Objective: Reproduce the listing below exactly. Pictures do not belong in the copy.

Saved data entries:
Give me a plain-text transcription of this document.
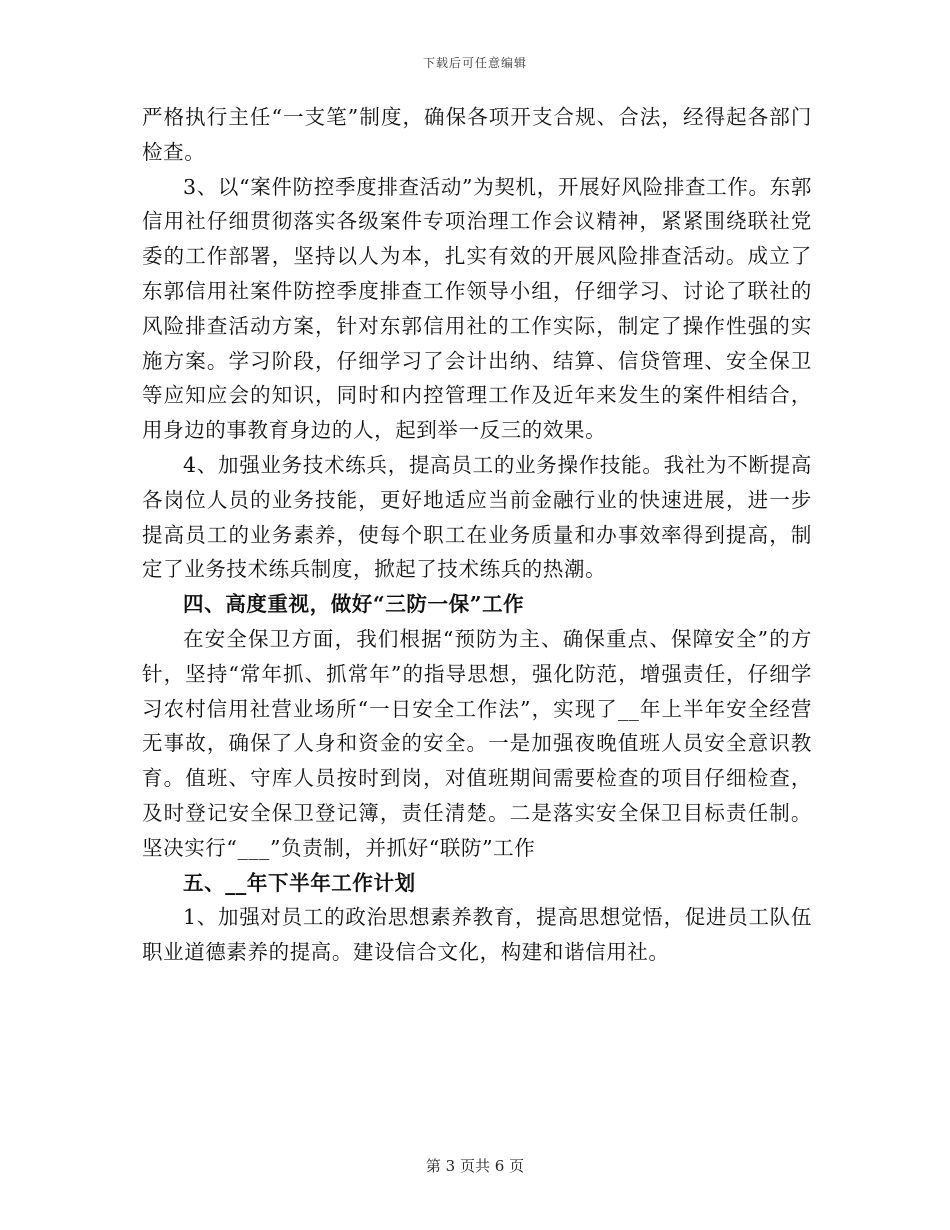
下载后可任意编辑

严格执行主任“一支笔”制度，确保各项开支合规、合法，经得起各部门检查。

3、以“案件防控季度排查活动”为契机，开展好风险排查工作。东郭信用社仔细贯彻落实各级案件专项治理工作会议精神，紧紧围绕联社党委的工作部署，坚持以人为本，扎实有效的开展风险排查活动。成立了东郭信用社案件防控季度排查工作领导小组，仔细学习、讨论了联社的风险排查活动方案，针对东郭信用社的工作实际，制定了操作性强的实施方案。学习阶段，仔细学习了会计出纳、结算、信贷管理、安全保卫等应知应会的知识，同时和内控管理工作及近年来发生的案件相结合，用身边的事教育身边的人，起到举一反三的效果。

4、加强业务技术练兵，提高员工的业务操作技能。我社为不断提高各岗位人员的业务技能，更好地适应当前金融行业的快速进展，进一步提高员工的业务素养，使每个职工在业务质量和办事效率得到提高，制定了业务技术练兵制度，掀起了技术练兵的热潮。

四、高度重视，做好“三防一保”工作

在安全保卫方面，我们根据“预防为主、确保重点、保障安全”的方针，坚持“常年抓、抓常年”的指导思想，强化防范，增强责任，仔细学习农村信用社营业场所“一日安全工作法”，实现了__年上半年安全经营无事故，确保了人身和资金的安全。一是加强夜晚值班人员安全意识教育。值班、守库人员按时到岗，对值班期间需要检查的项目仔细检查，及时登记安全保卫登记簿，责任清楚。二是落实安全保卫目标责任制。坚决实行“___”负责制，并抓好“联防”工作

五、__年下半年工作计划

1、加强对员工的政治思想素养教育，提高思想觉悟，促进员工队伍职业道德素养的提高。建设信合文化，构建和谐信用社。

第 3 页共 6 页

Result of the task:
Give me a plain-text transcription of this document.
下载后可任意编辑

严格执行主任“一支笔”制度，确保各项开支合规、合法，经得起各部门检查。

3、以“案件防控季度排查活动”为契机，开展好风险排查工作。东郭信用社仔细贯彻落实各级案件专项治理工作会议精神，紧紧围绕联社党委的工作部署，坚持以人为本，扎实有效的开展风险排查活动。成立了东郭信用社案件防控季度排查工作领导小组，仔细学习、讨论了联社的风险排查活动方案，针对东郭信用社的工作实际，制定了操作性强的实施方案。学习阶段，仔细学习了会计出纳、结算、信贷管理、安全保卫等应知应会的知识，同时和内控管理工作及近年来发生的案件相结合，用身边的事教育身边的人，起到举一反三的效果。

4、加强业务技术练兵，提高员工的业务操作技能。我社为不断提高各岗位人员的业务技能，更好地适应当前金融行业的快速进展，进一步提高员工的业务素养，使每个职工在业务质量和办事效率得到提高，制定了业务技术练兵制度，掀起了技术练兵的热潮。

四、高度重视，做好“三防一保”工作

在安全保卫方面，我们根据“预防为主、确保重点、保障安全”的方针，坚持“常年抓、抓常年”的指导思想，强化防范，增强责任，仔细学习农村信用社营业场所“一日安全工作法”，实现了__年上半年安全经营无事故，确保了人身和资金的安全。一是加强夜晚值班人员安全意识教育。值班、守库人员按时到岗，对值班期间需要检查的项目仔细检查，及时登记安全保卫登记簿，责任清楚。二是落实安全保卫目标责任制。坚决实行“___”负责制，并抓好“联防”工作

五、__年下半年工作计划

1、加强对员工的政治思想素养教育，提高思想觉悟，促进员工队伍职业道德素养的提高。建设信合文化，构建和谐信用社。

第 3 页共 6 页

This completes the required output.